Start of Material for this task
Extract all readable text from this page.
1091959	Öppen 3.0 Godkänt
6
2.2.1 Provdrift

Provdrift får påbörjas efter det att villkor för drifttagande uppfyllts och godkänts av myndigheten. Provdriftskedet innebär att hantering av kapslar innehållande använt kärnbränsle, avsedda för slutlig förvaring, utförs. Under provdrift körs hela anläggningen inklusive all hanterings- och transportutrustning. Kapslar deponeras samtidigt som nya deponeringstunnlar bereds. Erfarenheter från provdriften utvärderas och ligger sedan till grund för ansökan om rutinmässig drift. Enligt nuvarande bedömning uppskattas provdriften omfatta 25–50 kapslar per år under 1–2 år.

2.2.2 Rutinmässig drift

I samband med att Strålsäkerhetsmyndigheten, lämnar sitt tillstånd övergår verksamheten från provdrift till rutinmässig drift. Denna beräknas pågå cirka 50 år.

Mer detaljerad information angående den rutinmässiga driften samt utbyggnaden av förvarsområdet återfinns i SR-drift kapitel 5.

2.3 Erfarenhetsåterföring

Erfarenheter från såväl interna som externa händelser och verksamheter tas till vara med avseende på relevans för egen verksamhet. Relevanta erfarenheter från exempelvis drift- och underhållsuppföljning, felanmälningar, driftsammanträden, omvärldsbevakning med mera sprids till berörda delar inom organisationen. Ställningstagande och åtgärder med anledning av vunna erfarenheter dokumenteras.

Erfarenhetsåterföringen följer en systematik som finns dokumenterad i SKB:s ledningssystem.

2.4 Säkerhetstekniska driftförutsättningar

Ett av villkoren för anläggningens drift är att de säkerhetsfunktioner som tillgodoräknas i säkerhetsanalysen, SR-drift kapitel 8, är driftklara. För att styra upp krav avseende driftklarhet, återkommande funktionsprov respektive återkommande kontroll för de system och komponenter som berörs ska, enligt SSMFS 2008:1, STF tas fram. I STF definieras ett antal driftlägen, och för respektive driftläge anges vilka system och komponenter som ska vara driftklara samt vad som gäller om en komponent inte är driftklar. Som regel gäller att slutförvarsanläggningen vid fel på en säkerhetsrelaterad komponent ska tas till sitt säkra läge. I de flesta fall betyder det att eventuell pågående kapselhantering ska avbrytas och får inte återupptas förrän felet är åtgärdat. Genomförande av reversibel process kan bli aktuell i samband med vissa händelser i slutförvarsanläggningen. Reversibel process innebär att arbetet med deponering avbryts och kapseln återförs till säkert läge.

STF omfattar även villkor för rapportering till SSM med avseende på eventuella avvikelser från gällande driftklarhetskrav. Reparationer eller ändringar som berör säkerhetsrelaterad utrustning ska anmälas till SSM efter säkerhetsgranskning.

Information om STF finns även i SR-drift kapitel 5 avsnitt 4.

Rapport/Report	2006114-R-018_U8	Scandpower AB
End of Material for this task
## Your goal
What's needed is a word-for-word restatement of all the entries.

## Answer to this exercise
Extract all readable text from this page.
1091959	Öppen 3.0 Godkänt
6
2.2.1 Provdrift

Provdrift får påbörjas efter det att villkor för drifttagande uppfyllts och godkänts av myndigheten. Provdriftskedet innebär att hantering av kapslar innehållande använt kärnbränsle, avsedda för slutlig förvaring, utförs. Under provdrift körs hela anläggningen inklusive all hanterings- och transportutrustning. Kapslar deponeras samtidigt som nya deponeringstunnlar bereds. Erfarenheter från provdriften utvärderas och ligger sedan till grund för ansökan om rutinmässig drift. Enligt nuvarande bedömning uppskattas provdriften omfatta 25–50 kapslar per år under 1–2 år.

2.2.2 Rutinmässig drift

I samband med att Strålsäkerhetsmyndigheten, lämnar sitt tillstånd övergår verksamheten från provdrift till rutinmässig drift. Denna beräknas pågå cirka 50 år.

Mer detaljerad information angående den rutinmässiga driften samt utbyggnaden av förvarsområdet återfinns i SR-drift kapitel 5.

2.3 Erfarenhetsåterföring

Erfarenheter från såväl interna som externa händelser och verksamheter tas till vara med avseende på relevans för egen verksamhet. Relevanta erfarenheter från exempelvis drift- och underhållsuppföljning, felanmälningar, driftsammanträden, omvärldsbevakning med mera sprids till berörda delar inom organisationen. Ställningstagande och åtgärder med anledning av vunna erfarenheter dokumenteras.

Erfarenhetsåterföringen följer en systematik som finns dokumenterad i SKB:s ledningssystem.

2.4 Säkerhetstekniska driftförutsättningar

Ett av villkoren för anläggningens drift är att de säkerhetsfunktioner som tillgodoräknas i säkerhetsanalysen, SR-drift kapitel 8, är driftklara. För att styra upp krav avseende driftklarhet, återkommande funktionsprov respektive återkommande kontroll för de system och komponenter som berörs ska, enligt SSMFS 2008:1, STF tas fram. I STF definieras ett antal driftlägen, och för respektive driftläge anges vilka system och komponenter som ska vara driftklara samt vad som gäller om en komponent inte är driftklar. Som regel gäller att slutförvarsanläggningen vid fel på en säkerhetsrelaterad komponent ska tas till sitt säkra läge. I de flesta fall betyder det att eventuell pågående kapselhantering ska avbrytas och får inte återupptas förrän felet är åtgärdat. Genomförande av reversibel process kan bli aktuell i samband med vissa händelser i slutförvarsanläggningen. Reversibel process innebär att arbetet med deponering avbryts och kapseln återförs till säkert läge.

STF omfattar även villkor för rapportering till SSM med avseende på eventuella avvikelser från gällande driftklarhetskrav. Reparationer eller ändringar som berör säkerhetsrelaterad utrustning ska anmälas till SSM efter säkerhetsgranskning.

Information om STF finns även i SR-drift kapitel 5 avsnitt 4.

Rapport/Report	2006114-R-018_U8	Scandpower AB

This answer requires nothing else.